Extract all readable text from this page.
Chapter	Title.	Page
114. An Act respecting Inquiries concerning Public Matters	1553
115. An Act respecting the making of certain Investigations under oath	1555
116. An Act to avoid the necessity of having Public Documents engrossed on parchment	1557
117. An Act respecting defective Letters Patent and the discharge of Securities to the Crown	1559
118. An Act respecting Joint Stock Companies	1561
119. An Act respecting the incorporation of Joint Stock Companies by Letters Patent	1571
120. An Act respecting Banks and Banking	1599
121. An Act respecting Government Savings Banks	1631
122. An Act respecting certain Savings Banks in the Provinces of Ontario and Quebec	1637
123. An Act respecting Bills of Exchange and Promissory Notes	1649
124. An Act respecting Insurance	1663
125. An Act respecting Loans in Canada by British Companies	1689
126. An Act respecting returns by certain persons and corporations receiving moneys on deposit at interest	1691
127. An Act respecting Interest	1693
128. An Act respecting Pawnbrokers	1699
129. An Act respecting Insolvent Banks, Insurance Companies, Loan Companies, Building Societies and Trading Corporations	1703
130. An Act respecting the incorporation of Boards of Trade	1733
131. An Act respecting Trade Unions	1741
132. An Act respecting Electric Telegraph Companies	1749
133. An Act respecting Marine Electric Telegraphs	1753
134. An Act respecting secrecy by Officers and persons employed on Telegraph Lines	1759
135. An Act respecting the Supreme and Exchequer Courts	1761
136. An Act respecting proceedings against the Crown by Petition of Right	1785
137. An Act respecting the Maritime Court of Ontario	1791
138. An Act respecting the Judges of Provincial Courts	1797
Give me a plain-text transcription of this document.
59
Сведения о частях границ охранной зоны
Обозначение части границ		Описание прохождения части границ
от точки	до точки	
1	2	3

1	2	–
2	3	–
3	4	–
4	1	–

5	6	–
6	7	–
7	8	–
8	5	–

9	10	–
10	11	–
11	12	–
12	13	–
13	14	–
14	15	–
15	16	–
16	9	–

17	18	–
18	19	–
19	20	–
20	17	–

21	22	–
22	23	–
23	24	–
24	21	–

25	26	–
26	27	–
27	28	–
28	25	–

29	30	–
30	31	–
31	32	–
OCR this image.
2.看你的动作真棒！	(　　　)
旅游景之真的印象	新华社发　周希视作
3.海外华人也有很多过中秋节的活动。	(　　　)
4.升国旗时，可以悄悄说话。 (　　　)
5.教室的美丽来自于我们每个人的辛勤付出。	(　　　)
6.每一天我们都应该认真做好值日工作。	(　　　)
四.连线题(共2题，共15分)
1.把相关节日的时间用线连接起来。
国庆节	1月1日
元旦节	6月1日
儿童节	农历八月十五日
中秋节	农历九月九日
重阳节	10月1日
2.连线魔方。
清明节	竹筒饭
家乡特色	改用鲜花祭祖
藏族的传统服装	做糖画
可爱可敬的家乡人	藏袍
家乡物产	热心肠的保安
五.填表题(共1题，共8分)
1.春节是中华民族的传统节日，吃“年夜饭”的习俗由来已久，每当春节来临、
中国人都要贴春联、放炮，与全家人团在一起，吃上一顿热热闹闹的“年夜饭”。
+===+
Make a verbatim copy of every entry shown above.

> **FULL ANSWER**
Extract all readable text from this page.
Chapter	Title.	Page
114. An Act respecting Inquiries concerning Public Matters	1553
115. An Act respecting the making of certain Investigations under oath	1555
116. An Act to avoid the necessity of having Public Documents engrossed on parchment	1557
117. An Act respecting defective Letters Patent and the discharge of Securities to the Crown	1559
118. An Act respecting Joint Stock Companies	1561
119. An Act respecting the incorporation of Joint Stock Companies by Letters Patent	1571
120. An Act respecting Banks and Banking	1599
121. An Act respecting Government Savings Banks	1631
122. An Act respecting certain Savings Banks in the Provinces of Ontario and Quebec	1637
123. An Act respecting Bills of Exchange and Promissory Notes	1649
124. An Act respecting Insurance	1663
125. An Act respecting Loans in Canada by British Companies	1689
126. An Act respecting returns by certain persons and corporations receiving moneys on deposit at interest	1691
127. An Act respecting Interest	1693
128. An Act respecting Pawnbrokers	1699
129. An Act respecting Insolvent Banks, Insurance Companies, Loan Companies, Building Societies and Trading Corporations	1703
130. An Act respecting the incorporation of Boards of Trade	1733
131. An Act respecting Trade Unions	1741
132. An Act respecting Electric Telegraph Companies	1749
133. An Act respecting Marine Electric Telegraphs	1753
134. An Act respecting secrecy by Officers and persons employed on Telegraph Lines	1759
135. An Act respecting the Supreme and Exchequer Courts	1761
136. An Act respecting proceedings against the Crown by Petition of Right	1785
137. An Act respecting the Maritime Court of Ontario	1791
138. An Act respecting the Judges of Provincial Courts	1797
Give me a plain-text transcription of this document.
59
Сведения о частях границ охранной зоны
Обозначение части границ		Описание прохождения части границ
от точки	до точки	
1	2	3

1	2	–
2	3	–
3	4	–
4	1	–

5	6	–
6	7	–
7	8	–
8	5	–

9	10	–
10	11	–
11	12	–
12	13	–
13	14	–
14	15	–
15	16	–
16	9	–

17	18	–
18	19	–
19	20	–
20	17	–

21	22	–
22	23	–
23	24	–
24	21	–

25	26	–
26	27	–
27	28	–
28	25	–

29	30	–
30	31	–
31	32	–
OCR this image.
2.看你的动作真棒！	(　　　)
旅游景之真的印象	新华社发　周希视作
3.海外华人也有很多过中秋节的活动。	(　　　)
4.升国旗时，可以悄悄说话。 (　　　)
5.教室的美丽来自于我们每个人的辛勤付出。	(　　　)
6.每一天我们都应该认真做好值日工作。	(　　　)
四.连线题(共2题，共15分)
1.把相关节日的时间用线连接起来。
国庆节	1月1日
元旦节	6月1日
儿童节	农历八月十五日
中秋节	农历九月九日
重阳节	10月1日
2.连线魔方。
清明节	竹筒饭
家乡特色	改用鲜花祭祖
藏族的传统服装	做糖画
可爱可敬的家乡人	藏袍
家乡物产	热心肠的保安
五.填表题(共1题，共8分)
1.春节是中华民族的传统节日，吃“年夜饭”的习俗由来已久，每当春节来临、
中国人都要贴春联、放炮，与全家人团在一起，吃上一顿热热闹闹的“年夜饭”。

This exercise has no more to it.